__STATED EXERCISE__
Find the lines below that contain the string "JSON". Copy each one.

Stored data entries
-------

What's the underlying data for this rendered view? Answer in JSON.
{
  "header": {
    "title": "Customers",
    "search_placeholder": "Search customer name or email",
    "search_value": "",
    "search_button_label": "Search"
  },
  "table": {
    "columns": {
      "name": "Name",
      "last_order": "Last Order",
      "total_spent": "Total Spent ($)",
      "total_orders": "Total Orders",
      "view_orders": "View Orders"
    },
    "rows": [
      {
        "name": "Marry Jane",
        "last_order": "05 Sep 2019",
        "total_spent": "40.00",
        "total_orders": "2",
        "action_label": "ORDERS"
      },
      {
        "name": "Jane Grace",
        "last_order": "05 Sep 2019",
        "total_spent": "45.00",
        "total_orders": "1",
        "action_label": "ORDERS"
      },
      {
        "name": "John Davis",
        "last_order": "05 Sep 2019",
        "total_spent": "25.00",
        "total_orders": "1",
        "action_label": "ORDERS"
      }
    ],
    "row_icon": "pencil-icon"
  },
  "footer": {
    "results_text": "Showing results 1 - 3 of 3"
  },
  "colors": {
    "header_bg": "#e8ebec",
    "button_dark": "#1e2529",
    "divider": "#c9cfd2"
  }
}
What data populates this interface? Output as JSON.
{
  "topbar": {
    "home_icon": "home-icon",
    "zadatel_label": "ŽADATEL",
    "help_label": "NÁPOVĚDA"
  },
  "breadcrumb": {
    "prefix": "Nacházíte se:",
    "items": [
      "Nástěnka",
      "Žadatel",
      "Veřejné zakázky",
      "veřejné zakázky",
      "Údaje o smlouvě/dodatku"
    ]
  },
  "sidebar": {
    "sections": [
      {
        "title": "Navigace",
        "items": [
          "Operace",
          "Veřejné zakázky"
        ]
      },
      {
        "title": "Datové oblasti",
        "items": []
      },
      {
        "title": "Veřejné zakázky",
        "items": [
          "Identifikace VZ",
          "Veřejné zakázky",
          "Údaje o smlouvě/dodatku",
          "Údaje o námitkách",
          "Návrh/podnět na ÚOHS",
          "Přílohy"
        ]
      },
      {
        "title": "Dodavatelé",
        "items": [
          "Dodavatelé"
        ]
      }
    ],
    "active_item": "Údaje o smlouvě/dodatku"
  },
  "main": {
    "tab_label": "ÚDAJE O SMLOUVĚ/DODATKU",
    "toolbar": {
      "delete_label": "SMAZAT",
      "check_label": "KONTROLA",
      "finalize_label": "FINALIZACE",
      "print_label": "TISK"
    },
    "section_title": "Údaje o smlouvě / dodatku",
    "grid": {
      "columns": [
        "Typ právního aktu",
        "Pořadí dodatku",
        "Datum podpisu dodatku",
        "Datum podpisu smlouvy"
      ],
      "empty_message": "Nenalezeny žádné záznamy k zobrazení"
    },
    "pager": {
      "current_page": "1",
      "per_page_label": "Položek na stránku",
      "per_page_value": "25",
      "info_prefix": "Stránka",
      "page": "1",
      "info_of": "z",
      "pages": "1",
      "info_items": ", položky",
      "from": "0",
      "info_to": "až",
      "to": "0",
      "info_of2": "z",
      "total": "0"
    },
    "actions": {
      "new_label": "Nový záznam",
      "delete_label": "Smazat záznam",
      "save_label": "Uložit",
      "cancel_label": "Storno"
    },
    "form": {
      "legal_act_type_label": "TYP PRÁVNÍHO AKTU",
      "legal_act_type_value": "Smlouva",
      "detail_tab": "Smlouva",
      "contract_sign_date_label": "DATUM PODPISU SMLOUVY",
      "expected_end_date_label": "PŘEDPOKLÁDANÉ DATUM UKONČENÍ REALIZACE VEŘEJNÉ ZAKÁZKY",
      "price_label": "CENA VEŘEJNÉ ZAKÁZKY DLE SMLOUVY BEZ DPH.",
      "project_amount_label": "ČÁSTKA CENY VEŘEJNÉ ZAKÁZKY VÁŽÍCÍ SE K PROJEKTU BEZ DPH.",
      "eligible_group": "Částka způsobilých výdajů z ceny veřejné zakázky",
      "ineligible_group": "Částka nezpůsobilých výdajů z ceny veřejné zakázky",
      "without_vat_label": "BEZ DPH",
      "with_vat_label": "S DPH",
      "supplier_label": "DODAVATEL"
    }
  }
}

-------

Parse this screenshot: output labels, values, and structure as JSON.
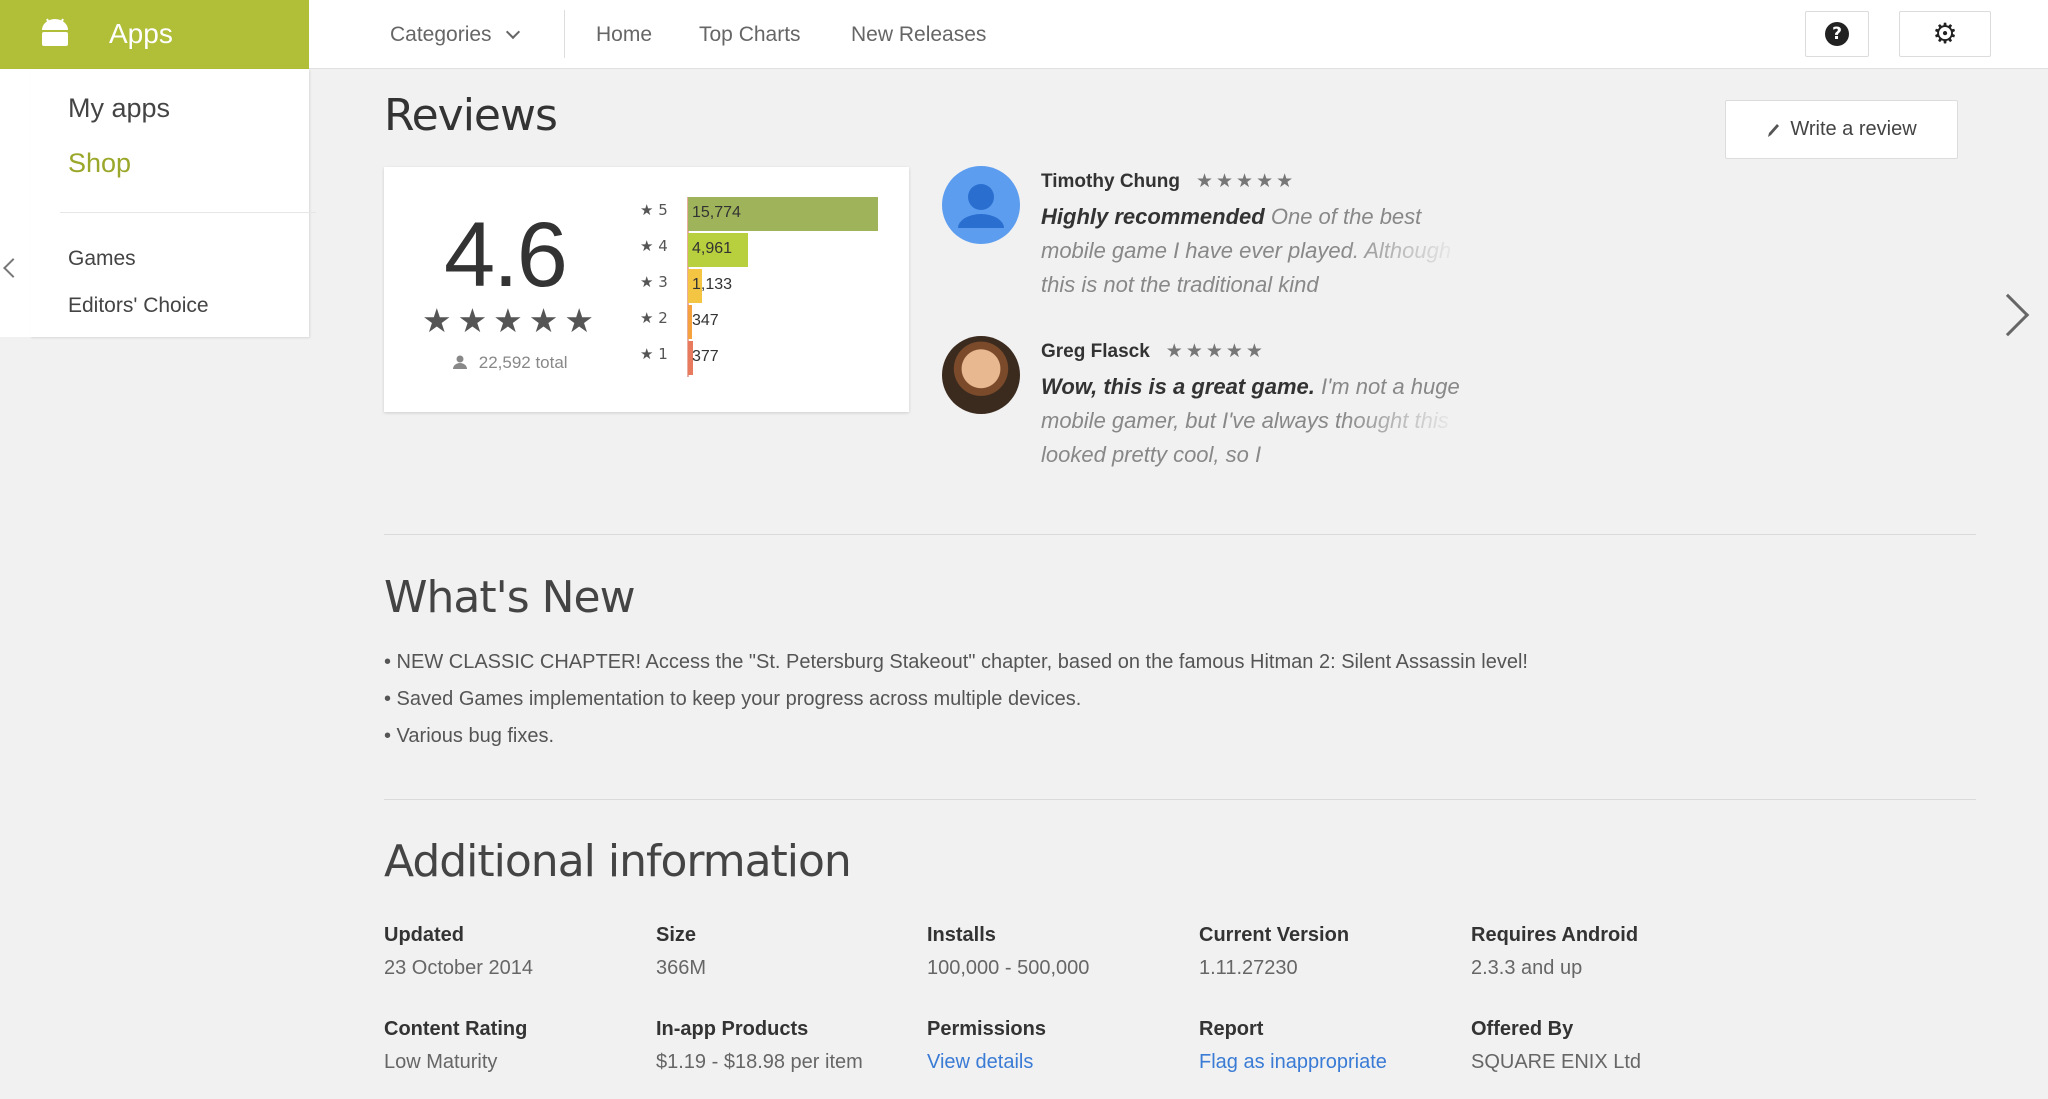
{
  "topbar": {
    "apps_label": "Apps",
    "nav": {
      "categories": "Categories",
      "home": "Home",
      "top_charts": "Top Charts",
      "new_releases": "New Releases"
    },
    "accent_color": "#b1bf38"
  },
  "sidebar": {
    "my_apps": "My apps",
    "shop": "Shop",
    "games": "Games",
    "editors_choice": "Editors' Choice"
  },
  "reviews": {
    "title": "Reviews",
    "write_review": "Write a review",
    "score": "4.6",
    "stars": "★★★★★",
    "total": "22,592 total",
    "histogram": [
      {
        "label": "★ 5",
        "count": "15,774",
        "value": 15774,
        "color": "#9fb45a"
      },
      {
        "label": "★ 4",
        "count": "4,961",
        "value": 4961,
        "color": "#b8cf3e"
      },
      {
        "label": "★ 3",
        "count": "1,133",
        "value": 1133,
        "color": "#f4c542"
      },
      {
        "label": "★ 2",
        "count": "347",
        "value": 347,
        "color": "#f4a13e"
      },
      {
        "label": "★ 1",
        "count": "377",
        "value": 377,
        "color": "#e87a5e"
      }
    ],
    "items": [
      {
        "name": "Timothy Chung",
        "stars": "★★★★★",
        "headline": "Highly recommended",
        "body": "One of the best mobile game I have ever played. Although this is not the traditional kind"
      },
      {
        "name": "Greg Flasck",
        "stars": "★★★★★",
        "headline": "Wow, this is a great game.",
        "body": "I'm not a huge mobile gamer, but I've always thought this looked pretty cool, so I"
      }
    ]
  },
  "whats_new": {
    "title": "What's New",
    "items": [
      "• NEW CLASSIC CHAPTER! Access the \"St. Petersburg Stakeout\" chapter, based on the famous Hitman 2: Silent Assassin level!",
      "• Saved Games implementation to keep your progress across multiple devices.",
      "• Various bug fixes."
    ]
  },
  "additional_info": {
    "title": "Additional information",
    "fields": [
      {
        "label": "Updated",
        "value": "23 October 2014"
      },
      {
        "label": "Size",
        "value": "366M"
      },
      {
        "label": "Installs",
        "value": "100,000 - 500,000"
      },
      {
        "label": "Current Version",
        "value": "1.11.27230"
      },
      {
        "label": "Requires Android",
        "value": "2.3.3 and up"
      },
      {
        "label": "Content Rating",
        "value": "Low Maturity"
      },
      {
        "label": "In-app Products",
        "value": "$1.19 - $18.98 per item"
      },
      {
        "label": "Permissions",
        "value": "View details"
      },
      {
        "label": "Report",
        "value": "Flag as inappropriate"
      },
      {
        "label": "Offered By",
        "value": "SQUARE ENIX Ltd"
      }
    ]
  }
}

-------

__IN RESPONSE__
What's the underlying data for this rendered view? Answer in JSON.
What data populates this interface? Output as JSON.
Parse this screenshot: output labels, values, and structure as JSON.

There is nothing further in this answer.